**Short exercise:** Show each line from the listing that includes the word "приложение".

**Dataset records:**
----

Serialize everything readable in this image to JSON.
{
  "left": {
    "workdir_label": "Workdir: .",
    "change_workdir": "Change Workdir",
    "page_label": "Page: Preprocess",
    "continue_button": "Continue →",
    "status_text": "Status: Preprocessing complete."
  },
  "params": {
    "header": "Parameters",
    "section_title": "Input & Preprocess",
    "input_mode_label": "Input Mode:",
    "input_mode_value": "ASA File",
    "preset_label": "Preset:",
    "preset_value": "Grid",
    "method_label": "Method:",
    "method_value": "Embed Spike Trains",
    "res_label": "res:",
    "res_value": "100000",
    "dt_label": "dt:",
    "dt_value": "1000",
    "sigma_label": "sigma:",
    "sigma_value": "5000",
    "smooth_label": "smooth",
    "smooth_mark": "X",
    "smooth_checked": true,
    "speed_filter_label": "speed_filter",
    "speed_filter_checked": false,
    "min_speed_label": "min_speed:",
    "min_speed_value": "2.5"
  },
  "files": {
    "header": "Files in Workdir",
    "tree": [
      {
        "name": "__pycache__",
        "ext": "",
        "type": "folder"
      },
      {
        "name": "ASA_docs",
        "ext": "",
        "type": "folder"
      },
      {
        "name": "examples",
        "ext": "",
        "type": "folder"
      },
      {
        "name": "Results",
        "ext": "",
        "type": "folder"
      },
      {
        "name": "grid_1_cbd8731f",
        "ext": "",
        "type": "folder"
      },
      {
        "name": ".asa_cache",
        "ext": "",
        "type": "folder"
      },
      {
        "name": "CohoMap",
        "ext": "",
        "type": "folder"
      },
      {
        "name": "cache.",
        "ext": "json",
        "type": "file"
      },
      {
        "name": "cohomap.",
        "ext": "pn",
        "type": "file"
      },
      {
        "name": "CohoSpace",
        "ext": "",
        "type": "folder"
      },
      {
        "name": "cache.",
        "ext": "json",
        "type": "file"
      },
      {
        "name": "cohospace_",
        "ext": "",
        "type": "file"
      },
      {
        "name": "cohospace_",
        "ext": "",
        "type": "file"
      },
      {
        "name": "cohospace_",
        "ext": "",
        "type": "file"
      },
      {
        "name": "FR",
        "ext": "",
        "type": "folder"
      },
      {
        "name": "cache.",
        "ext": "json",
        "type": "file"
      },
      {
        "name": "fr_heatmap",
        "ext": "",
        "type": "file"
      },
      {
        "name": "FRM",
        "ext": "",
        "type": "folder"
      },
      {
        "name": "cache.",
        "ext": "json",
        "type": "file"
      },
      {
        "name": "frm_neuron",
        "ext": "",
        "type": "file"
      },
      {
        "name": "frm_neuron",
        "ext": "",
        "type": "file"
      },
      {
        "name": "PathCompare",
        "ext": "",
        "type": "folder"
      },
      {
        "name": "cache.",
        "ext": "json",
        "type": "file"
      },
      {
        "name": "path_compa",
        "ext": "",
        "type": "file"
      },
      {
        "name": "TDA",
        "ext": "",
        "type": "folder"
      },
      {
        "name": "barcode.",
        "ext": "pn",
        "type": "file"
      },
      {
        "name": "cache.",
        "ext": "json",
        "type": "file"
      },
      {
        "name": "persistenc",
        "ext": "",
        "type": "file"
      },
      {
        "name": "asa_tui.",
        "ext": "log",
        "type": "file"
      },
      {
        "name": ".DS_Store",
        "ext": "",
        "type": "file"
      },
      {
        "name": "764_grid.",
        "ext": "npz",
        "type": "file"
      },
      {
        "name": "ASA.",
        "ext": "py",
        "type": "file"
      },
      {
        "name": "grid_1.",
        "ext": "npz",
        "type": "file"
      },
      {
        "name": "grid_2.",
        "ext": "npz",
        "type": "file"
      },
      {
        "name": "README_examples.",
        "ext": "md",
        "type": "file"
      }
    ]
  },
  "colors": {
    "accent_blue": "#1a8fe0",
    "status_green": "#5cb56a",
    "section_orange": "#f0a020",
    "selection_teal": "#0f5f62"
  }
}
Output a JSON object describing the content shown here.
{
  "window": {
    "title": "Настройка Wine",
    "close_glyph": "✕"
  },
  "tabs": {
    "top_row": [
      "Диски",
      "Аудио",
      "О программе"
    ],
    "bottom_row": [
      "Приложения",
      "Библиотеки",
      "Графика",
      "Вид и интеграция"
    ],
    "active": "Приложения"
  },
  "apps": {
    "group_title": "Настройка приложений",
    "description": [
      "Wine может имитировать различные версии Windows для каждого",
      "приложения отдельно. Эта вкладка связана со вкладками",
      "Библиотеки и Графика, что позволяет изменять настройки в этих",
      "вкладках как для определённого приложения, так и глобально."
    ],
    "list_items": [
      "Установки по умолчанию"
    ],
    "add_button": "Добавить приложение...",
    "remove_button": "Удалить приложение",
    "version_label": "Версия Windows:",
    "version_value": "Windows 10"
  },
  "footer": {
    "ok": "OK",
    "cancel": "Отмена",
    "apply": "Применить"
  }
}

----

**Written solution:**
    "add_button": "Добавить приложение...",
    "remove_button": "Удалить приложение",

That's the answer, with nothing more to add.